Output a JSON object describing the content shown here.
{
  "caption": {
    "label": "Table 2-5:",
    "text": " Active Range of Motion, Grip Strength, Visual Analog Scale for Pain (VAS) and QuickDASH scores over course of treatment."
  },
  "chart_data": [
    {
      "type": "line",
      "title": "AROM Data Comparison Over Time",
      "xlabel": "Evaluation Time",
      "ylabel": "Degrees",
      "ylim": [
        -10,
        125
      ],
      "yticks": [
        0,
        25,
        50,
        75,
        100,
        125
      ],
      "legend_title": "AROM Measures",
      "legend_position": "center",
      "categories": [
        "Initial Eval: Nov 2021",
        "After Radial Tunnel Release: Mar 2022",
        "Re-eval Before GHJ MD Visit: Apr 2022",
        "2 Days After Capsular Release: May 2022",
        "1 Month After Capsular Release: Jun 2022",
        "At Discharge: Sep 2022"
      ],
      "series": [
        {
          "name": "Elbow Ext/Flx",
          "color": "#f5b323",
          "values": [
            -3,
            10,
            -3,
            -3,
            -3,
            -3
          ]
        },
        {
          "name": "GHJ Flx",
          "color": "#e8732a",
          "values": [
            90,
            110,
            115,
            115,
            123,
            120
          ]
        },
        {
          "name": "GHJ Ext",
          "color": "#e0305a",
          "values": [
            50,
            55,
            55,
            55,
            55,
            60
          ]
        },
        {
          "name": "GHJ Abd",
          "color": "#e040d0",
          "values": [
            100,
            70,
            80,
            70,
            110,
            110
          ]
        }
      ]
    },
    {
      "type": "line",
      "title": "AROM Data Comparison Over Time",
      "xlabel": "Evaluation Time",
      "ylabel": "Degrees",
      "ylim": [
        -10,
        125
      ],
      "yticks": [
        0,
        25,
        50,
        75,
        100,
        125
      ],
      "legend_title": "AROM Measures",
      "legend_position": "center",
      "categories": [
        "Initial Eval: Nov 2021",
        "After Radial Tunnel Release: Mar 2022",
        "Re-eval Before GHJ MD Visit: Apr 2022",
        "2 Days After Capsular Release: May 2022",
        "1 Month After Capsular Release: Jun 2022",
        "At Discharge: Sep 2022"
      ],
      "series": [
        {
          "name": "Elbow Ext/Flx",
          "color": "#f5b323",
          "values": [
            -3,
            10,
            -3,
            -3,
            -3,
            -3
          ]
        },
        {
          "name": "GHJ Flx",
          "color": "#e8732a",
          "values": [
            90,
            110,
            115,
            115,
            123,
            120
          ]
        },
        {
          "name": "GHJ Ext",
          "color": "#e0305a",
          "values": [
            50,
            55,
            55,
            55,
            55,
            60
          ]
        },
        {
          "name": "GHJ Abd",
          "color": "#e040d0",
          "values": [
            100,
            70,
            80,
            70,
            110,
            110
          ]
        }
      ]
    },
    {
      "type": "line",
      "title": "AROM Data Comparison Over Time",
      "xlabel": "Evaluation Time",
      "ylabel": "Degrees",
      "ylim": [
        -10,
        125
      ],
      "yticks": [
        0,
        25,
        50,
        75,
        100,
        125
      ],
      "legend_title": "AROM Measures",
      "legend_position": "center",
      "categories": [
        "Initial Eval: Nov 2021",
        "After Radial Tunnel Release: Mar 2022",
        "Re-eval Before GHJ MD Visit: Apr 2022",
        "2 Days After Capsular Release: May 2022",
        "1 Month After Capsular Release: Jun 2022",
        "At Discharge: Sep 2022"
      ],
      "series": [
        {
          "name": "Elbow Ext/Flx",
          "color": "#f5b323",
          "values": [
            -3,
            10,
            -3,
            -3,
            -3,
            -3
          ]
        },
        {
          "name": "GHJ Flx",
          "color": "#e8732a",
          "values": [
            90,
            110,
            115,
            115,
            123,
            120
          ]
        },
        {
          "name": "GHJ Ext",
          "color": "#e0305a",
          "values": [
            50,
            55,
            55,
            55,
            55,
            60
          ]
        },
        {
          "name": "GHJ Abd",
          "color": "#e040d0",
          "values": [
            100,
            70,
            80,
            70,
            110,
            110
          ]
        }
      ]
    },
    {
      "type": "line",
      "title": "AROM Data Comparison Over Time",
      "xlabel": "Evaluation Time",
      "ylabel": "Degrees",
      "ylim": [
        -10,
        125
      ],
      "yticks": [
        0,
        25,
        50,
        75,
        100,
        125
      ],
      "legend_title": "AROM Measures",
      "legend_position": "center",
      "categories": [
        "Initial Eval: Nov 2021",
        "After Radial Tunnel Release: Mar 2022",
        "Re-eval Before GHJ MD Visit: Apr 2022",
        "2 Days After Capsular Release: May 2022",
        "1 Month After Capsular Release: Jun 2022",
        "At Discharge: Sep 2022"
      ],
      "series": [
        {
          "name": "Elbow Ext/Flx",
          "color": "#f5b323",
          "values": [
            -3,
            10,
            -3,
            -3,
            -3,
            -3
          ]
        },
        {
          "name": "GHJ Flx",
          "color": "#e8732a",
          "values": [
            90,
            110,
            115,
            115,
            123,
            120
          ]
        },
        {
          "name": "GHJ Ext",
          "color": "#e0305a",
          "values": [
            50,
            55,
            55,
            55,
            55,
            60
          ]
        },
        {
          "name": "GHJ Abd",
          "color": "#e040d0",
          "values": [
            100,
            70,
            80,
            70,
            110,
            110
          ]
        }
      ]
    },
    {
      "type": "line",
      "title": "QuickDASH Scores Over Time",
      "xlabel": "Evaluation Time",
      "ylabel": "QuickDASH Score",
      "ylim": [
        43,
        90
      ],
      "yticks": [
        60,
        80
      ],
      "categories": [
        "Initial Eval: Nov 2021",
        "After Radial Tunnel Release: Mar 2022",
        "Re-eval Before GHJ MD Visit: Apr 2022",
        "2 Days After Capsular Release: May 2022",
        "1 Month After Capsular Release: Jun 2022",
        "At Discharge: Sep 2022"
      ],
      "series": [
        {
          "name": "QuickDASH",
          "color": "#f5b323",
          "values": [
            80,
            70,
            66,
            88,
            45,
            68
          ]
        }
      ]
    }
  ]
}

▶ Directions for this task:
Set down all of the data above, word for word.

▶ Answer in full:
Output a JSON object describing the content shown here.
{
  "caption": {
    "label": "Table 2-5:",
    "text": " Active Range of Motion, Grip Strength, Visual Analog Scale for Pain (VAS) and QuickDASH scores over course of treatment."
  },
  "chart_data": [
    {
      "type": "line",
      "title": "AROM Data Comparison Over Time",
      "xlabel": "Evaluation Time",
      "ylabel": "Degrees",
      "ylim": [
        -10,
        125
      ],
      "yticks": [
        0,
        25,
        50,
        75,
        100,
        125
      ],
      "legend_title": "AROM Measures",
      "legend_position": "center",
      "categories": [
        "Initial Eval: Nov 2021",
        "After Radial Tunnel Release: Mar 2022",
        "Re-eval Before GHJ MD Visit: Apr 2022",
        "2 Days After Capsular Release: May 2022",
        "1 Month After Capsular Release: Jun 2022",
        "At Discharge: Sep 2022"
      ],
      "series": [
        {
          "name": "Elbow Ext/Flx",
          "color": "#f5b323",
          "values": [
            -3,
            10,
            -3,
            -3,
            -3,
            -3
          ]
        },
        {
          "name": "GHJ Flx",
          "color": "#e8732a",
          "values": [
            90,
            110,
            115,
            115,
            123,
            120
          ]
        },
        {
          "name": "GHJ Ext",
          "color": "#e0305a",
          "values": [
            50,
            55,
            55,
            55,
            55,
            60
          ]
        },
        {
          "name": "GHJ Abd",
          "color": "#e040d0",
          "values": [
            100,
            70,
            80,
            70,
            110,
            110
          ]
        }
      ]
    },
    {
      "type": "line",
      "title": "AROM Data Comparison Over Time",
      "xlabel": "Evaluation Time",
      "ylabel": "Degrees",
      "ylim": [
        -10,
        125
      ],
      "yticks": [
        0,
        25,
        50,
        75,
        100,
        125
      ],
      "legend_title": "AROM Measures",
      "legend_position": "center",
      "categories": [
        "Initial Eval: Nov 2021",
        "After Radial Tunnel Release: Mar 2022",
        "Re-eval Before GHJ MD Visit: Apr 2022",
        "2 Days After Capsular Release: May 2022",
        "1 Month After Capsular Release: Jun 2022",
        "At Discharge: Sep 2022"
      ],
      "series": [
        {
          "name": "Elbow Ext/Flx",
          "color": "#f5b323",
          "values": [
            -3,
            10,
            -3,
            -3,
            -3,
            -3
          ]
        },
        {
          "name": "GHJ Flx",
          "color": "#e8732a",
          "values": [
            90,
            110,
            115,
            115,
            123,
            120
          ]
        },
        {
          "name": "GHJ Ext",
          "color": "#e0305a",
          "values": [
            50,
            55,
            55,
            55,
            55,
            60
          ]
        },
        {
          "name": "GHJ Abd",
          "color": "#e040d0",
          "values": [
            100,
            70,
            80,
            70,
            110,
            110
          ]
        }
      ]
    },
    {
      "type": "line",
      "title": "AROM Data Comparison Over Time",
      "xlabel": "Evaluation Time",
      "ylabel": "Degrees",
      "ylim": [
        -10,
        125
      ],
      "yticks": [
        0,
        25,
        50,
        75,
        100,
        125
      ],
      "legend_title": "AROM Measures",
      "legend_position": "center",
      "categories": [
        "Initial Eval: Nov 2021",
        "After Radial Tunnel Release: Mar 2022",
        "Re-eval Before GHJ MD Visit: Apr 2022",
        "2 Days After Capsular Release: May 2022",
        "1 Month After Capsular Release: Jun 2022",
        "At Discharge: Sep 2022"
      ],
      "series": [
        {
          "name": "Elbow Ext/Flx",
          "color": "#f5b323",
          "values": [
            -3,
            10,
            -3,
            -3,
            -3,
            -3
          ]
        },
        {
          "name": "GHJ Flx",
          "color": "#e8732a",
          "values": [
            90,
            110,
            115,
            115,
            123,
            120
          ]
        },
        {
          "name": "GHJ Ext",
          "color": "#e0305a",
          "values": [
            50,
            55,
            55,
            55,
            55,
            60
          ]
        },
        {
          "name": "GHJ Abd",
          "color": "#e040d0",
          "values": [
            100,
            70,
            80,
            70,
            110,
            110
          ]
        }
      ]
    },
    {
      "type": "line",
      "title": "AROM Data Comparison Over Time",
      "xlabel": "Evaluation Time",
      "ylabel": "Degrees",
      "ylim": [
        -10,
        125
      ],
      "yticks": [
        0,
        25,
        50,
        75,
        100,
        125
      ],
      "legend_title": "AROM Measures",
      "legend_position": "center",
      "categories": [
        "Initial Eval: Nov 2021",
        "After Radial Tunnel Release: Mar 2022",
        "Re-eval Before GHJ MD Visit: Apr 2022",
        "2 Days After Capsular Release: May 2022",
        "1 Month After Capsular Release: Jun 2022",
        "At Discharge: Sep 2022"
      ],
      "series": [
        {
          "name": "Elbow Ext/Flx",
          "color": "#f5b323",
          "values": [
            -3,
            10,
            -3,
            -3,
            -3,
            -3
          ]
        },
        {
          "name": "GHJ Flx",
          "color": "#e8732a",
          "values": [
            90,
            110,
            115,
            115,
            123,
            120
          ]
        },
        {
          "name": "GHJ Ext",
          "color": "#e0305a",
          "values": [
            50,
            55,
            55,
            55,
            55,
            60
          ]
        },
        {
          "name": "GHJ Abd",
          "color": "#e040d0",
          "values": [
            100,
            70,
            80,
            70,
            110,
            110
          ]
        }
      ]
    },
    {
      "type": "line",
      "title": "QuickDASH Scores Over Time",
      "xlabel": "Evaluation Time",
      "ylabel": "QuickDASH Score",
      "ylim": [
        43,
        90
      ],
      "yticks": [
        60,
        80
      ],
      "categories": [
        "Initial Eval: Nov 2021",
        "After Radial Tunnel Release: Mar 2022",
        "Re-eval Before GHJ MD Visit: Apr 2022",
        "2 Days After Capsular Release: May 2022",
        "1 Month After Capsular Release: Jun 2022",
        "At Discharge: Sep 2022"
      ],
      "series": [
        {
          "name": "QuickDASH",
          "color": "#f5b323",
          "values": [
            80,
            70,
            66,
            88,
            45,
            68
          ]
        }
      ]
    }
  ]
}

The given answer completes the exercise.